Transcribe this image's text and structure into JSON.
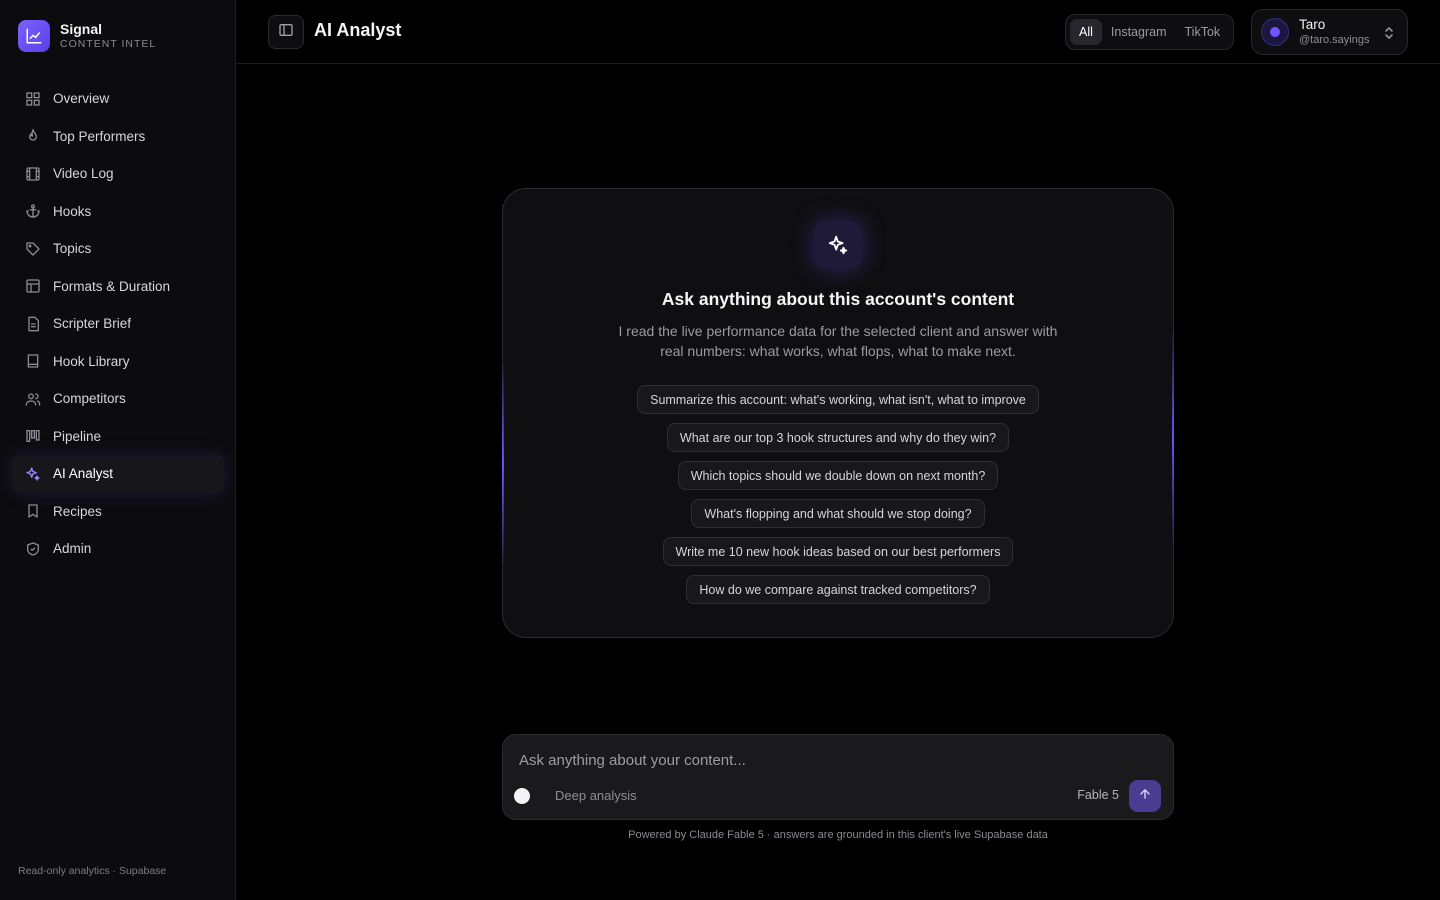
{
  "brand": {
    "name": "Signal",
    "subtitle": "CONTENT INTEL"
  },
  "sidebar": {
    "items": [
      {
        "label": "Overview",
        "icon": "grid-icon"
      },
      {
        "label": "Top Performers",
        "icon": "flame-icon"
      },
      {
        "label": "Video Log",
        "icon": "film-icon"
      },
      {
        "label": "Hooks",
        "icon": "anchor-icon"
      },
      {
        "label": "Topics",
        "icon": "tag-icon"
      },
      {
        "label": "Formats & Duration",
        "icon": "layout-icon"
      },
      {
        "label": "Scripter Brief",
        "icon": "document-icon"
      },
      {
        "label": "Hook Library",
        "icon": "book-icon"
      },
      {
        "label": "Competitors",
        "icon": "users-icon"
      },
      {
        "label": "Pipeline",
        "icon": "kanban-icon"
      },
      {
        "label": "AI Analyst",
        "icon": "sparkles-icon",
        "active": true
      },
      {
        "label": "Recipes",
        "icon": "bookmark-icon"
      },
      {
        "label": "Admin",
        "icon": "shield-icon"
      }
    ],
    "footer": "Read-only analytics · Supabase"
  },
  "header": {
    "title": "AI Analyst",
    "platform_filter": {
      "options": [
        "All",
        "Instagram",
        "TikTok"
      ],
      "selected": "All"
    },
    "account": {
      "name": "Taro",
      "handle": "@taro.sayings"
    }
  },
  "assistant": {
    "title": "Ask anything about this account's content",
    "description": "I read the live performance data for the selected client and answer with real numbers: what works, what flops, what to make next.",
    "suggestions": [
      "Summarize this account: what's working, what isn't, what to improve",
      "What are our top 3 hook structures and why do they win?",
      "Which topics should we double down on next month?",
      "What's flopping and what should we stop doing?",
      "Write me 10 new hook ideas based on our best performers",
      "How do we compare against tracked competitors?"
    ]
  },
  "composer": {
    "placeholder": "Ask anything about your content...",
    "deep_analysis_label": "Deep analysis",
    "model_label": "Fable 5"
  },
  "footer_note": "Powered by Claude Fable 5 · answers are grounded in this client's live Supabase data",
  "colors": {
    "accent": "#6f56ff",
    "background": "#000000",
    "sidebar": "#0c0c0e",
    "card": "#0f0f11"
  }
}
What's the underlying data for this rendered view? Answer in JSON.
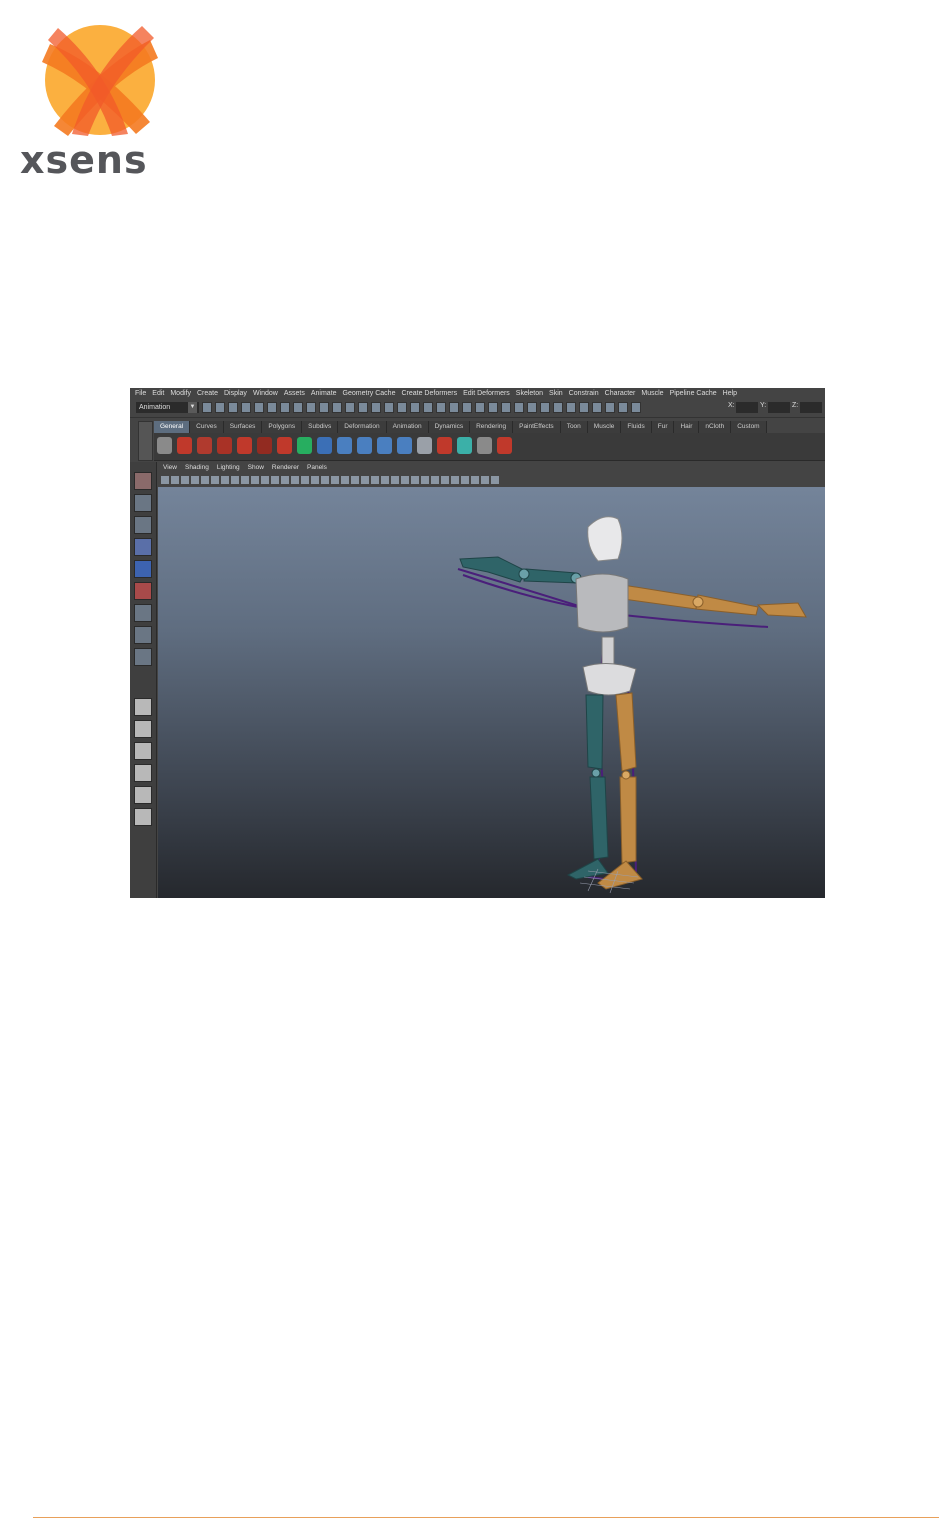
{
  "logo": {
    "wordmark": "xsens",
    "colors": {
      "orange": "#f47a20",
      "yellow": "#fbb040",
      "grey": "#55565a"
    }
  },
  "maya": {
    "menus": [
      "File",
      "Edit",
      "Modify",
      "Create",
      "Display",
      "Window",
      "Assets",
      "Animate",
      "Geometry Cache",
      "Create Deformers",
      "Edit Deformers",
      "Skeleton",
      "Skin",
      "Constrain",
      "Character",
      "Muscle",
      "Pipeline Cache",
      "Help"
    ],
    "mode_selector": "Animation",
    "coord_labels": [
      "X:",
      "Y:",
      "Z:"
    ],
    "shelf_tabs": [
      "General",
      "Curves",
      "Surfaces",
      "Polygons",
      "Subdivs",
      "Deformation",
      "Animation",
      "Dynamics",
      "Rendering",
      "PaintEffects",
      "Toon",
      "Muscle",
      "Fluids",
      "Fur",
      "Hair",
      "nCloth",
      "Custom"
    ],
    "active_shelf_tab": "General",
    "panel_menus": [
      "View",
      "Shading",
      "Lighting",
      "Show",
      "Renderer",
      "Panels"
    ],
    "colors": {
      "left_limbs": "#2f6468",
      "right_limbs": "#c08a45",
      "torso": "#c9cacc",
      "skeleton": "#4a1f7a"
    }
  },
  "footer": {
    "line_color": "#e8a05a"
  }
}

### Task prompt
Your task is to return the entries above exactly, with no pictures.

### Result for this exercise
Transcribe this image's text and structure into JSON.
{
  "brand": {
    "name": "Signal",
    "subtitle": "CONTENT INTEL"
  },
  "sidebar": {
    "items": [
      {
        "label": "Overview",
        "icon": "grid-icon"
      },
      {
        "label": "Top Performers",
        "icon": "flame-icon"
      },
      {
        "label": "Video Log",
        "icon": "film-icon"
      },
      {
        "label": "Hooks",
        "icon": "anchor-icon"
      },
      {
        "label": "Topics",
        "icon": "tag-icon"
      },
      {
        "label": "Formats & Duration",
        "icon": "layout-icon"
      },
      {
        "label": "Scripter Brief",
        "icon": "document-icon"
      },
      {
        "label": "Hook Library",
        "icon": "book-icon"
      },
      {
        "label": "Competitors",
        "icon": "users-icon"
      },
      {
        "label": "Pipeline",
        "icon": "kanban-icon"
      },
      {
        "label": "AI Analyst",
        "icon": "sparkles-icon",
        "active": true
      },
      {
        "label": "Recipes",
        "icon": "bookmark-icon"
      },
      {
        "label": "Admin",
        "icon": "shield-icon"
      }
    ],
    "footer": "Read-only analytics · Supabase"
  },
  "header": {
    "title": "AI Analyst",
    "platform_filter": {
      "options": [
        "All",
        "Instagram",
        "TikTok"
      ],
      "selected": "All"
    },
    "account": {
      "name": "Taro",
      "handle": "@taro.sayings"
    }
  },
  "assistant": {
    "title": "Ask anything about this account's content",
    "description": "I read the live performance data for the selected client and answer with real numbers: what works, what flops, what to make next.",
    "suggestions": [
      "Summarize this account: what's working, what isn't, what to improve",
      "What are our top 3 hook structures and why do they win?",
      "Which topics should we double down on next month?",
      "What's flopping and what should we stop doing?",
      "Write me 10 new hook ideas based on our best performers",
      "How do we compare against tracked competitors?"
    ]
  },
  "composer": {
    "placeholder": "Ask anything about your content...",
    "deep_analysis_label": "Deep analysis",
    "model_label": "Fable 5"
  },
  "footer_note": "Powered by Claude Fable 5 · answers are grounded in this client's live Supabase data",
  "colors": {
    "accent": "#6f56ff",
    "background": "#000000",
    "sidebar": "#0c0c0e",
    "card": "#0f0f11"
  }
}
What's the underlying data for this rendered view? Answer in JSON.
{
  "logo": {
    "wordmark": "xsens",
    "colors": {
      "orange": "#f47a20",
      "yellow": "#fbb040",
      "grey": "#55565a"
    }
  },
  "maya": {
    "menus": [
      "File",
      "Edit",
      "Modify",
      "Create",
      "Display",
      "Window",
      "Assets",
      "Animate",
      "Geometry Cache",
      "Create Deformers",
      "Edit Deformers",
      "Skeleton",
      "Skin",
      "Constrain",
      "Character",
      "Muscle",
      "Pipeline Cache",
      "Help"
    ],
    "mode_selector": "Animation",
    "coord_labels": [
      "X:",
      "Y:",
      "Z:"
    ],
    "shelf_tabs": [
      "General",
      "Curves",
      "Surfaces",
      "Polygons",
      "Subdivs",
      "Deformation",
      "Animation",
      "Dynamics",
      "Rendering",
      "PaintEffects",
      "Toon",
      "Muscle",
      "Fluids",
      "Fur",
      "Hair",
      "nCloth",
      "Custom"
    ],
    "active_shelf_tab": "General",
    "panel_menus": [
      "View",
      "Shading",
      "Lighting",
      "Show",
      "Renderer",
      "Panels"
    ],
    "colors": {
      "left_limbs": "#2f6468",
      "right_limbs": "#c08a45",
      "torso": "#c9cacc",
      "skeleton": "#4a1f7a"
    }
  },
  "footer": {
    "line_color": "#e8a05a"
  }
}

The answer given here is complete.